EXERCISE GOAL: Return the material below in full and exactly.

Records from a dataset:
################
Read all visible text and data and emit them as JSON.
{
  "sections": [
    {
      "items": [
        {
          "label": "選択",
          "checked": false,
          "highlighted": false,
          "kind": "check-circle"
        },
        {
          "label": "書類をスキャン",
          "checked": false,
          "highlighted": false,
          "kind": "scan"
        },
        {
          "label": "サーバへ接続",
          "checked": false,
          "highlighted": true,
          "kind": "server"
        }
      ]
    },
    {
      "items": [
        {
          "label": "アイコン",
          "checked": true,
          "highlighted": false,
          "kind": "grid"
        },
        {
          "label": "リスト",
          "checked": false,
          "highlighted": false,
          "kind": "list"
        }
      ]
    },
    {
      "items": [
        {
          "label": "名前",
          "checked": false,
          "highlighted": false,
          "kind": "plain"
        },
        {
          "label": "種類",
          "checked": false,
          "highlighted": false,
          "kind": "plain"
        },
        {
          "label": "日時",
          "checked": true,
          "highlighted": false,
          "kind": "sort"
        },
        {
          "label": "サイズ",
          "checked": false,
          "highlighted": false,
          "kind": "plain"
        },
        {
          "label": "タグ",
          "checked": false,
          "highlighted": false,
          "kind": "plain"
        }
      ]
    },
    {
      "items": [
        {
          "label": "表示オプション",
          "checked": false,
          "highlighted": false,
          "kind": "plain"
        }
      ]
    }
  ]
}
################
THE OUTPUT:
Read all visible text and data and emit them as JSON.
{
  "sections": [
    {
      "items": [
        {
          "label": "選択",
          "checked": false,
          "highlighted": false,
          "kind": "check-circle"
        },
        {
          "label": "書類をスキャン",
          "checked": false,
          "highlighted": false,
          "kind": "scan"
        },
        {
          "label": "サーバへ接続",
          "checked": false,
          "highlighted": true,
          "kind": "server"
        }
      ]
    },
    {
      "items": [
        {
          "label": "アイコン",
          "checked": true,
          "highlighted": false,
          "kind": "grid"
        },
        {
          "label": "リスト",
          "checked": false,
          "highlighted": false,
          "kind": "list"
        }
      ]
    },
    {
      "items": [
        {
          "label": "名前",
          "checked": false,
          "highlighted": false,
          "kind": "plain"
        },
        {
          "label": "種類",
          "checked": false,
          "highlighted": false,
          "kind": "plain"
        },
        {
          "label": "日時",
          "checked": true,
          "highlighted": false,
          "kind": "sort"
        },
        {
          "label": "サイズ",
          "checked": false,
          "highlighted": false,
          "kind": "plain"
        },
        {
          "label": "タグ",
          "checked": false,
          "highlighted": false,
          "kind": "plain"
        }
      ]
    },
    {
      "items": [
        {
          "label": "表示オプション",
          "checked": false,
          "highlighted": false,
          "kind": "plain"
        }
      ]
    }
  ]
}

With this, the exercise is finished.